---------- PROVIDED DATA

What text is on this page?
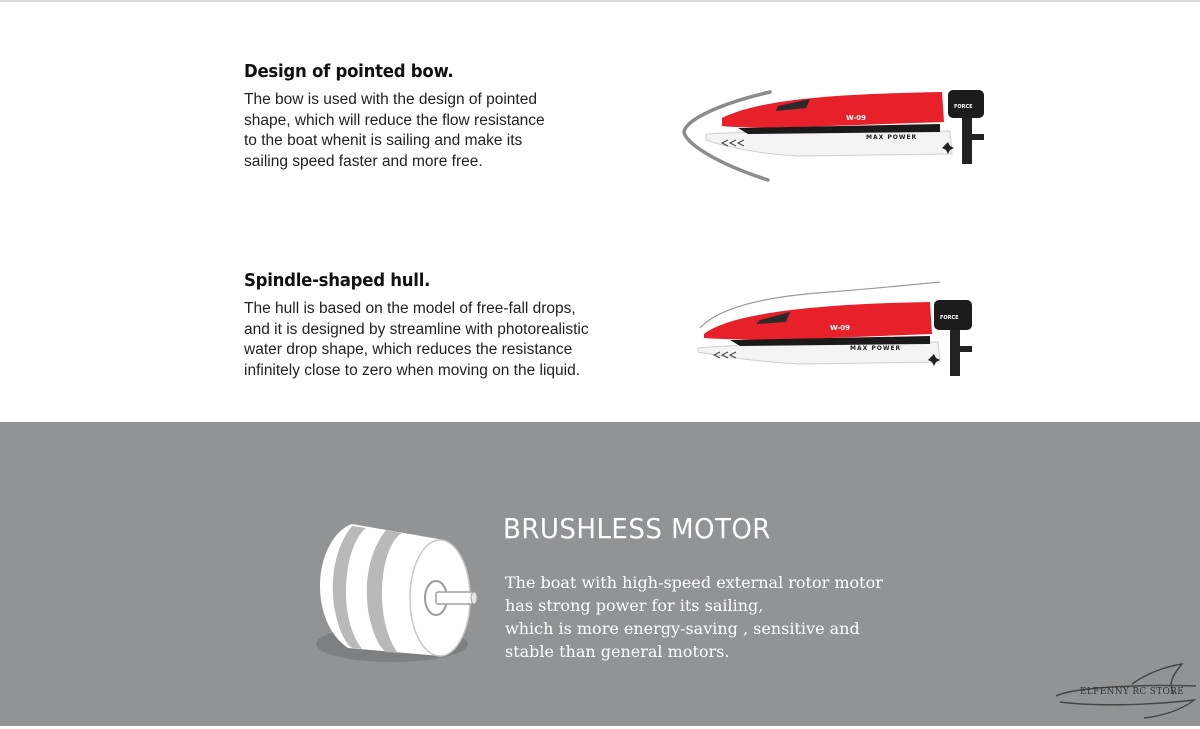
Design of pointed bow.

The bow is used with the design of pointed
shape, which will reduce the flow resistance
to the boat whenit is sailing and make its
sailing speed faster and more free.

W-09
MAX POWER
FORCE
Spindle-shaped hull.

The hull is based on the model of free-fall drops,
and it is designed by streamline with photorealistic
water drop shape, which reduces the resistance
infinitely close to zero when moving on the liquid.

W-09
MAX POWER
FORCE
BRUSHLESS MOTOR
The boat with high-speed external rotor motor
has strong power for its sailing,
which is more energy-saving , sensitive and
stable than general motors.
ELFENNY RC STORE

--------------------

**EXERCISE DIRECTIONS**
Write out every line of the listing that holds the word "more".

**SOLUTION TO THE EXERCISE**
sailing speed faster and more free.
which is more energy-saving , sensitive and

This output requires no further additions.